### EXCERPT PROVIDED
Begin

Hello Maarten,

In theory, you could provide a custom mmap-allocator and use the
builder facility. Since the array is still in "build-phase" and not
sealed, it should be fine if mremap changes the pointer address. This
might fail in practice since the allocator is also used for auxiliary
data, e.g. dictionary hash table data in the case of Dictionary type.


Another solution is to create a `FixedBuilder class where
- the number of elements is known
- the data type is of fixed width
- Nullability is know (whether you need an extra buffer).

I think sooner or later we'll need such class.

François

On Tue, Nov 26, 2019 at 10:01 AM Maarten Breddels
<maartenbredd...@gmail.com> wrote:
>
> In vaex I always write the data to hdf5 as 1 large chunk (per column).
> The reason is that it allows the mmapped columns to be exposed as a
> single numpy array (talking numerical data only for now), which many
> people are quite comfortable with.

End

### GIVEN PROBLEM A
Summarize the email in two sentences.
### GIVEN PROBLEM B
According to the email, why does Maarten write data to hdf5 as one large chunk per column?
The material placed after the email is separate from it.

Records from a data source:
Begin

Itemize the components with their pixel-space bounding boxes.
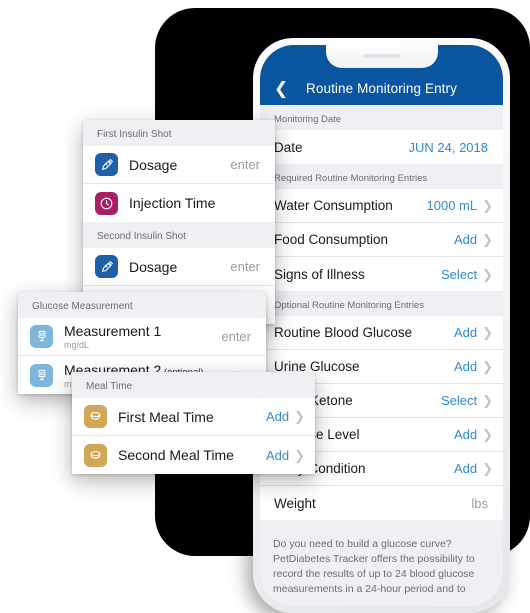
- phone-screen: ❮ Routine Monitoring Entry Monitoring Da…: [260, 45, 503, 606]
- chevron-right-icon: ❯: [482, 359, 493, 374]
- settings-list[interactable]: Monitoring Date Date JUN 24, 2018 Required …: [260, 105, 503, 606]
- glucose-meter-icon: [30, 325, 53, 348]
- row-text: Second Meal Time: [118, 447, 266, 463]
- row-value: 1000 mL: [426, 198, 478, 213]
- row-value: lbs: [471, 495, 488, 511]
- card-row-injection-time[interactable]: Injection Time: [83, 184, 275, 222]
- row-text: Dosage: [129, 259, 230, 275]
- row-title: Injection Time: [129, 195, 216, 211]
- page-title: Routine Monitoring Entry: [306, 81, 457, 96]
- chevron-right-icon: ❯: [294, 409, 305, 424]
- row-action-label[interactable]: Add: [266, 448, 289, 463]
- row-value: Select: [440, 393, 478, 408]
- row-label: Food Consumption: [274, 232, 389, 247]
- row-title: Second Meal Time: [118, 447, 234, 463]
- section-header: Monitoring Date: [260, 105, 503, 130]
- chevron-right-icon: ❯: [482, 266, 493, 282]
- list-row-date[interactable]: Date JUN 24, 2018: [260, 130, 503, 164]
- row-text: Injection Time: [129, 195, 265, 211]
- row-value: JUN 24, 2018: [408, 139, 489, 155]
- food-bowl-icon: [84, 405, 107, 428]
- chevron-right-icon: ❯: [482, 461, 493, 476]
- row-placeholder: enter: [230, 157, 260, 172]
- syringe-icon: [95, 153, 118, 176]
- glucose-meter-icon: [30, 363, 53, 387]
- meal-time-card[interactable]: Meal Time First Meal Time Add ❯ Second Meal …: [72, 372, 315, 474]
- section-rows: Date JUN 24, 2018: [260, 130, 503, 164]
- card-section-header: Meal Time: [72, 372, 315, 398]
- navigation-bar: ❮ Routine Monitoring Entry: [260, 45, 503, 105]
- section-header: Required Routine Monitoring Entries: [260, 164, 503, 189]
- phone-notch: [325, 45, 438, 68]
- card-row-dosage[interactable]: Dosage enter: [83, 248, 275, 286]
- row-subtitle: mg/dL: [64, 340, 90, 350]
- chevron-left-icon[interactable]: ❮: [274, 80, 288, 97]
- row-label: Weight: [274, 495, 316, 511]
- list-row-weight[interactable]: Weight lbs: [260, 486, 503, 520]
- row-title: Measurement 1: [64, 323, 162, 339]
- row-value: Add: [453, 427, 478, 442]
- card-section-header: Glucose Measurement: [18, 292, 266, 318]
- row-title: Dosage: [129, 156, 178, 173]
- card-row-dosage[interactable]: Dosage enter: [83, 146, 275, 184]
- row-placeholder: enter: [221, 329, 251, 344]
- card-rows: Dosage enter Injection Time: [83, 146, 275, 222]
- row-value: Add: [453, 325, 478, 340]
- card-row-measurement-1[interactable]: Measurement 1 mg/dL enter: [18, 318, 266, 356]
- row-value: Select: [440, 266, 478, 282]
- row-text: Dosage: [129, 157, 230, 173]
- chevron-right-icon: ❯: [482, 427, 493, 442]
- row-title: First Meal Time: [118, 408, 214, 425]
- card-row-second-meal-time[interactable]: Second Meal Time Add ❯: [72, 436, 315, 474]
- chevron-right-icon: ❯: [482, 232, 493, 247]
- list-row-food-consumption[interactable]: Food Consumption Add ❯: [260, 223, 503, 257]
- food-bowl-icon: [84, 443, 107, 467]
- chevron-right-icon: ❯: [482, 393, 493, 408]
- row-value: Add: [453, 232, 478, 247]
- earpiece-speaker: [362, 54, 401, 58]
- row-text: First Meal Time: [118, 409, 266, 425]
- row-value: Add: [453, 461, 478, 476]
- row-placeholder: enter: [230, 259, 260, 274]
- row-value: Add: [453, 359, 478, 374]
- list-row-water-consumption[interactable]: Water Consumption 1000 mL ❯: [260, 189, 503, 223]
- row-label: Signs of Illness: [274, 266, 365, 282]
- row-action-label[interactable]: Add: [266, 409, 289, 424]
- chevron-right-icon: ❯: [482, 325, 493, 340]
- list-row-signs-of-illness[interactable]: Signs of Illness Select ❯: [260, 257, 503, 291]
- section-rows: Water Consumption 1000 mL ❯ Food Consumptio…: [260, 189, 503, 291]
- syringe-icon: [95, 255, 118, 278]
- chevron-right-icon: ❯: [294, 447, 305, 463]
- row-label: Water Consumption: [274, 198, 393, 213]
- section-header: Optional Routine Monitoring Entries: [260, 291, 503, 316]
- footer-note: Do you need to build a glucose curve? Pe…: [260, 529, 503, 606]
- card-section-header: Second Insulin Shot: [83, 222, 275, 248]
- list-row-routine-blood-glucose[interactable]: Routine Blood Glucose Add ❯: [260, 316, 503, 350]
- row-label: Routine Blood Glucose: [274, 325, 413, 340]
- card-row-first-meal-time[interactable]: First Meal Time Add ❯: [72, 398, 315, 436]
- screenshot-root: ❮ Routine Monitoring Entry Monitoring Da…: [0, 0, 530, 613]
- row-title: Dosage: [129, 258, 178, 275]
- chevron-right-icon: ❯: [482, 198, 493, 213]
- card-section-header: First Insulin Shot: [83, 120, 275, 146]
- row-label: Date: [274, 139, 303, 155]
- phone-device: ❮ Routine Monitoring Entry Monitoring Da…: [253, 38, 510, 613]
- clock-icon: [95, 191, 118, 215]
- row-text: Measurement 1 mg/dL: [64, 323, 221, 350]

End

### OUTPUT A
The email says a custom mmap-allocator used with the builder facility could work in theory, because an array still in build-phase and not sealed can tolerate mremap changing the pointer address. It could fail in practice, though, since the allocator also holds auxiliary data such as dictionary hash tables, so the writer proposes a FixedBuilder class for cases where the element count, the fixed-width data type and the nullability are known.

### OUTPUT B
It allows the mmapped columns to be exposed as a single numpy array, which many people are quite comfortable with.